AIM = Check each line of the listing for the word "ylabel" and report how many lines contain it, giving nothing but the number.

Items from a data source
++++

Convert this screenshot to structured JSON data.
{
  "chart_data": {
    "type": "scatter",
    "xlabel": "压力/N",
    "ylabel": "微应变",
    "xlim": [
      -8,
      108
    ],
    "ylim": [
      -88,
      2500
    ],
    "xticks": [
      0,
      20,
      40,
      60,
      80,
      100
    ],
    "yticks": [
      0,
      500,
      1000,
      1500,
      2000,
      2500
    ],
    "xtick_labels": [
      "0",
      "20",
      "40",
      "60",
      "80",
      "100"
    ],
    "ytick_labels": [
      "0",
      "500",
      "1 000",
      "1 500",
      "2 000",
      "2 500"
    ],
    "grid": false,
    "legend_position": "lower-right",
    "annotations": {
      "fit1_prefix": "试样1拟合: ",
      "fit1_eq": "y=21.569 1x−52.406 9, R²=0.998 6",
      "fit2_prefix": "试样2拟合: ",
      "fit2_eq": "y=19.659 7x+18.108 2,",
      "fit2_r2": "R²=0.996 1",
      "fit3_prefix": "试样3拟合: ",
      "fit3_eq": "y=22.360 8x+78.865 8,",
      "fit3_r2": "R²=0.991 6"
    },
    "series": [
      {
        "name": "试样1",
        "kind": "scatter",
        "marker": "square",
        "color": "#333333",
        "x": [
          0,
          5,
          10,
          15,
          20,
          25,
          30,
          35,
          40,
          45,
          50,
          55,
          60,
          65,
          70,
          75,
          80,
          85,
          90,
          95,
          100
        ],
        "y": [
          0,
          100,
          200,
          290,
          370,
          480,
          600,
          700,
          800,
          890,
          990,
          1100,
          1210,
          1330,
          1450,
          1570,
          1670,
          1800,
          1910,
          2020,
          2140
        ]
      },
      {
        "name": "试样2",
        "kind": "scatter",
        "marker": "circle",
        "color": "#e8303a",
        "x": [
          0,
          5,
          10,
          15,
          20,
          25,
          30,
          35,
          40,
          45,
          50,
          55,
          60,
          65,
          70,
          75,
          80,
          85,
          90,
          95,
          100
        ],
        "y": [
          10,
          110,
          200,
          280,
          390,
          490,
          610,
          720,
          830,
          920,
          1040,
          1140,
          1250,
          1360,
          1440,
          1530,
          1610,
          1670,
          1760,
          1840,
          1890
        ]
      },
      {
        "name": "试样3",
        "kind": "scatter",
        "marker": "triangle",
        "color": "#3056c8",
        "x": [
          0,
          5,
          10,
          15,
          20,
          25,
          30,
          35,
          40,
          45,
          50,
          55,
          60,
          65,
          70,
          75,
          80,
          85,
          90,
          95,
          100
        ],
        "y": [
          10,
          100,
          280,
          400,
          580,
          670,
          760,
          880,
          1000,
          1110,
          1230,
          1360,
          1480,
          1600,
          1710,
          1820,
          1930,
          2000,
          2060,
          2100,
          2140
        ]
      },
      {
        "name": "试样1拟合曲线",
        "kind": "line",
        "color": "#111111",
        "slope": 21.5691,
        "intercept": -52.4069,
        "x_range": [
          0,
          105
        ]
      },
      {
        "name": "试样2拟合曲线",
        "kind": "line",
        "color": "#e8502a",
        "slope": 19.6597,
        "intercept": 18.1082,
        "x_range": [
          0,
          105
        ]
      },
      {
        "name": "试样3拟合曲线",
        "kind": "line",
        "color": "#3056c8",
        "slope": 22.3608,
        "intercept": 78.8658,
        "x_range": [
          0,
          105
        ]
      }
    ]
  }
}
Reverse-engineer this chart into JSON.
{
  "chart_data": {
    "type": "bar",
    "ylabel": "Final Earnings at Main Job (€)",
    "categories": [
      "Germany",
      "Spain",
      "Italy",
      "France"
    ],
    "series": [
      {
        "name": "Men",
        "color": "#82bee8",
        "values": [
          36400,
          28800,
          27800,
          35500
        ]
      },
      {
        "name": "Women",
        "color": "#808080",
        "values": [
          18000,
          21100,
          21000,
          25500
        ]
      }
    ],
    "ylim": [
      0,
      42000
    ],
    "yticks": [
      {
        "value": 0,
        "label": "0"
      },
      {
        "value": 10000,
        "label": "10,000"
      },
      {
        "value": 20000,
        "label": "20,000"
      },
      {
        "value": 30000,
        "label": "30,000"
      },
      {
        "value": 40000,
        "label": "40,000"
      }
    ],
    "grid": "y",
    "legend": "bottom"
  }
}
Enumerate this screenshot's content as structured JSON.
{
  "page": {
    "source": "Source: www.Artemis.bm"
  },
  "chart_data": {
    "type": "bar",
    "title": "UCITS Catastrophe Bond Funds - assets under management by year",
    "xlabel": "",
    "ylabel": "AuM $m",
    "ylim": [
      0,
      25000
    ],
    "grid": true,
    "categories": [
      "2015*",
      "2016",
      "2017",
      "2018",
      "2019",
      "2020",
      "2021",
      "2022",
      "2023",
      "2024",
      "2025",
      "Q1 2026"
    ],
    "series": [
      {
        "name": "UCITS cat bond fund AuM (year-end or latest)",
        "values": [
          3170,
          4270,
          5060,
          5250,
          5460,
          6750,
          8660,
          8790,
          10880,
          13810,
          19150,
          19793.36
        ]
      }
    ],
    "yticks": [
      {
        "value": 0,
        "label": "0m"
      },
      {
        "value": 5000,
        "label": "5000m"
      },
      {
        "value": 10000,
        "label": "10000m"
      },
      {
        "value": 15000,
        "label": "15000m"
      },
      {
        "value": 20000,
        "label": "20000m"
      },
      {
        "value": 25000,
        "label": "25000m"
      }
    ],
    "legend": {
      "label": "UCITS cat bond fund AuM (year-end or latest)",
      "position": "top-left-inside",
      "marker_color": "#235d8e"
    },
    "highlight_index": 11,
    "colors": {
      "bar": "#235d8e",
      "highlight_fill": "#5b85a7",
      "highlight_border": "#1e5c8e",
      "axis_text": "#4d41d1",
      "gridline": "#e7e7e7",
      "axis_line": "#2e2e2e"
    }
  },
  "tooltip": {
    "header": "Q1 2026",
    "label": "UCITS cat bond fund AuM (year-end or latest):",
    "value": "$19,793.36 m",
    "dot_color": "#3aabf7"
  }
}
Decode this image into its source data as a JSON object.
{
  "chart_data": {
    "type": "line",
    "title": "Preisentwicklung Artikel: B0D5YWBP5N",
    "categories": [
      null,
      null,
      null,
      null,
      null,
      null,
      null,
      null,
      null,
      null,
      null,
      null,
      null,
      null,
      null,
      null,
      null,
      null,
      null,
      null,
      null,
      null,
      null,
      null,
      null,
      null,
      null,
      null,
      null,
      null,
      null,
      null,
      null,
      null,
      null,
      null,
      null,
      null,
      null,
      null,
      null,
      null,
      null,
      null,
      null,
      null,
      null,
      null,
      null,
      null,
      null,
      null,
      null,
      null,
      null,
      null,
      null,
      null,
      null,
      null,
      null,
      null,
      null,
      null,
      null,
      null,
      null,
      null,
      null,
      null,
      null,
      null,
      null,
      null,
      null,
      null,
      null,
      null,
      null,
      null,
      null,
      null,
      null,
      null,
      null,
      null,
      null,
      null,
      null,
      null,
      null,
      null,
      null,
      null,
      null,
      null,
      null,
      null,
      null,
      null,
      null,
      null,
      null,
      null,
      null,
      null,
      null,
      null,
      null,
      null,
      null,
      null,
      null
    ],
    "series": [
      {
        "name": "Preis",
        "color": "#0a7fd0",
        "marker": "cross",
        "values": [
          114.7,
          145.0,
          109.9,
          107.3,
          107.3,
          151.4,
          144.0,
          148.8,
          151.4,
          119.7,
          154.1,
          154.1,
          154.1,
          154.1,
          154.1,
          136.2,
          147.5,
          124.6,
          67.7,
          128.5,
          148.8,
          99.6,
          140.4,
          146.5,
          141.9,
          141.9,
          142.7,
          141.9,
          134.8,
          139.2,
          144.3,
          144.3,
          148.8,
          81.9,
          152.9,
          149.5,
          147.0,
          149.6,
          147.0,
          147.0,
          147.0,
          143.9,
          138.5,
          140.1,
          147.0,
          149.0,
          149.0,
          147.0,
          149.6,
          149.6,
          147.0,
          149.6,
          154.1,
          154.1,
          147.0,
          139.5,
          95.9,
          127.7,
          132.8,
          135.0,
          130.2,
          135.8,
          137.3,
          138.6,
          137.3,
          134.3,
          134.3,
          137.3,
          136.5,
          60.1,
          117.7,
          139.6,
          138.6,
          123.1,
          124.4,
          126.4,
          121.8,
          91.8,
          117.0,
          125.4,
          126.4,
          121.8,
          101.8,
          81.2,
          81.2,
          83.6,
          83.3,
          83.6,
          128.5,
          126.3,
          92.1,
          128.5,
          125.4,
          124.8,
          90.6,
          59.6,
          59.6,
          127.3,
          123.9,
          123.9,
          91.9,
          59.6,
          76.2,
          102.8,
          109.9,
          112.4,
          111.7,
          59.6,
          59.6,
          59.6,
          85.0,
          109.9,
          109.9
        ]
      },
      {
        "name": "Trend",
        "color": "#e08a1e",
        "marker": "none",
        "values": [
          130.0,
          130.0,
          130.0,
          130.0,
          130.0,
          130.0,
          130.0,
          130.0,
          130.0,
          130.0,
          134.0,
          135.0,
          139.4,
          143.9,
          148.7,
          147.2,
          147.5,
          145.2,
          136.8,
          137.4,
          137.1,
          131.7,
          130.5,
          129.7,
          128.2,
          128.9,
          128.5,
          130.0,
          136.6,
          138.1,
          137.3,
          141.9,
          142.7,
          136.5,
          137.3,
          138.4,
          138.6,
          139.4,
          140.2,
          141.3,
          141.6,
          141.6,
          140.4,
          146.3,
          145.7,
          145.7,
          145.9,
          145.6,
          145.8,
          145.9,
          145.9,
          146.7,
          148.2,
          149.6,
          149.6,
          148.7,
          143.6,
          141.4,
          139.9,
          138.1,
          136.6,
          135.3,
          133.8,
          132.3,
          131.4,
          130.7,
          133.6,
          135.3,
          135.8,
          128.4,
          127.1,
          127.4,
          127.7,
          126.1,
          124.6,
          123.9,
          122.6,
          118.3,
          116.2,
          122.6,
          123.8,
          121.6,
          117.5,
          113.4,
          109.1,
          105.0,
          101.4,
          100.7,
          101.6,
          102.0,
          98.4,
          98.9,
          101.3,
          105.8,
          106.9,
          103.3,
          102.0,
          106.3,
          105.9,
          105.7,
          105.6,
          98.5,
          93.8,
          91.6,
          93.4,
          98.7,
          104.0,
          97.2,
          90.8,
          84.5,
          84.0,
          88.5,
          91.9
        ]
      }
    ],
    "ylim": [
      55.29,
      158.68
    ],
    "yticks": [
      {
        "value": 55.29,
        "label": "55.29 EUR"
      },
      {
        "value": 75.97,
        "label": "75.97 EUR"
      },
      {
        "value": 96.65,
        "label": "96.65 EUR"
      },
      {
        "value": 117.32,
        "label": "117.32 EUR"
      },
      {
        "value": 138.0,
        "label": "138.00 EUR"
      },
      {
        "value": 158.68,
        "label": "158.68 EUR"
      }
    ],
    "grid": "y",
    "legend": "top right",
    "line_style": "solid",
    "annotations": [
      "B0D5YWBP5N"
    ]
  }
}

++++

EXPECTED ANSWER = 3